# START OF GIVEN INFORMATION

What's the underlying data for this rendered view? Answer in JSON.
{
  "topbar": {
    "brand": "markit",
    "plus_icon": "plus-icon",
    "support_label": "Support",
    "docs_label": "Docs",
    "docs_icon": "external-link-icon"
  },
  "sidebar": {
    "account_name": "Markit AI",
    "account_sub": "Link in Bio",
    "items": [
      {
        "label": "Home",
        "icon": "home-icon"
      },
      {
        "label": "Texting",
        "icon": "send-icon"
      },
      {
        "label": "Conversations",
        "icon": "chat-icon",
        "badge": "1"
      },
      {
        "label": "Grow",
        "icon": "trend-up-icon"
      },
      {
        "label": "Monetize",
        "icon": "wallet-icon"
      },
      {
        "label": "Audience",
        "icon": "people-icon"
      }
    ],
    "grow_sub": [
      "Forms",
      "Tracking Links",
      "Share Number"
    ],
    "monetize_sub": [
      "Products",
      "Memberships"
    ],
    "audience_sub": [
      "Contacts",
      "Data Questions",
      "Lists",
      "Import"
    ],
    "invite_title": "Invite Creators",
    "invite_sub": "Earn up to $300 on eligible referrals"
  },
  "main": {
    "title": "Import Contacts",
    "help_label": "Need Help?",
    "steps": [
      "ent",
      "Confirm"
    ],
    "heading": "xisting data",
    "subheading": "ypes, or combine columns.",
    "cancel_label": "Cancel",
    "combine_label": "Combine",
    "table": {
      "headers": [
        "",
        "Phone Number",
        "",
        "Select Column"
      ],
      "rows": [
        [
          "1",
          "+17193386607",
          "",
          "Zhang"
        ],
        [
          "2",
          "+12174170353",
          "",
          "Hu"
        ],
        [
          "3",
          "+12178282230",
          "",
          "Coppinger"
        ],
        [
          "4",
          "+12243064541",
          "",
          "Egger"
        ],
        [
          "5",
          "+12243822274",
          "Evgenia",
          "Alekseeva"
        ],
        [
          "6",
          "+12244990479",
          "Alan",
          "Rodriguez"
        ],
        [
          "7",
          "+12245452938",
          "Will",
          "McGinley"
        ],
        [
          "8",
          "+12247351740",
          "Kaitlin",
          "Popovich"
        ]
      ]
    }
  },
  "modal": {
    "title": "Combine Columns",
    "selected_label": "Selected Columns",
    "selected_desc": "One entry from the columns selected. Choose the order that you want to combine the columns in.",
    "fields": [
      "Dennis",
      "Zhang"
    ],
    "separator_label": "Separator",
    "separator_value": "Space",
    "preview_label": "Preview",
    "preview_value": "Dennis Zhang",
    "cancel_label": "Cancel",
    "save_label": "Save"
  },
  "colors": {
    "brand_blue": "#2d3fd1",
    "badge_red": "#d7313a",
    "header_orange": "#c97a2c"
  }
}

# END OF GIVEN INFORMATION

SET PROBLEM
Return the material in full, exactly as shown.

SOLUTION TO THIS PROBLEM
What's the underlying data for this rendered view? Answer in JSON.
{
  "topbar": {
    "brand": "markit",
    "plus_icon": "plus-icon",
    "support_label": "Support",
    "docs_label": "Docs",
    "docs_icon": "external-link-icon"
  },
  "sidebar": {
    "account_name": "Markit AI",
    "account_sub": "Link in Bio",
    "items": [
      {
        "label": "Home",
        "icon": "home-icon"
      },
      {
        "label": "Texting",
        "icon": "send-icon"
      },
      {
        "label": "Conversations",
        "icon": "chat-icon",
        "badge": "1"
      },
      {
        "label": "Grow",
        "icon": "trend-up-icon"
      },
      {
        "label": "Monetize",
        "icon": "wallet-icon"
      },
      {
        "label": "Audience",
        "icon": "people-icon"
      }
    ],
    "grow_sub": [
      "Forms",
      "Tracking Links",
      "Share Number"
    ],
    "monetize_sub": [
      "Products",
      "Memberships"
    ],
    "audience_sub": [
      "Contacts",
      "Data Questions",
      "Lists",
      "Import"
    ],
    "invite_title": "Invite Creators",
    "invite_sub": "Earn up to $300 on eligible referrals"
  },
  "main": {
    "title": "Import Contacts",
    "help_label": "Need Help?",
    "steps": [
      "ent",
      "Confirm"
    ],
    "heading": "xisting data",
    "subheading": "ypes, or combine columns.",
    "cancel_label": "Cancel",
    "combine_label": "Combine",
    "table": {
      "headers": [
        "",
        "Phone Number",
        "",
        "Select Column"
      ],
      "rows": [
        [
          "1",
          "+17193386607",
          "",
          "Zhang"
        ],
        [
          "2",
          "+12174170353",
          "",
          "Hu"
        ],
        [
          "3",
          "+12178282230",
          "",
          "Coppinger"
        ],
        [
          "4",
          "+12243064541",
          "",
          "Egger"
        ],
        [
          "5",
          "+12243822274",
          "Evgenia",
          "Alekseeva"
        ],
        [
          "6",
          "+12244990479",
          "Alan",
          "Rodriguez"
        ],
        [
          "7",
          "+12245452938",
          "Will",
          "McGinley"
        ],
        [
          "8",
          "+12247351740",
          "Kaitlin",
          "Popovich"
        ]
      ]
    }
  },
  "modal": {
    "title": "Combine Columns",
    "selected_label": "Selected Columns",
    "selected_desc": "One entry from the columns selected. Choose the order that you want to combine the columns in.",
    "fields": [
      "Dennis",
      "Zhang"
    ],
    "separator_label": "Separator",
    "separator_value": "Space",
    "preview_label": "Preview",
    "preview_value": "Dennis Zhang",
    "cancel_label": "Cancel",
    "save_label": "Save"
  },
  "colors": {
    "brand_blue": "#2d3fd1",
    "badge_red": "#d7313a",
    "header_orange": "#c97a2c"
  }
}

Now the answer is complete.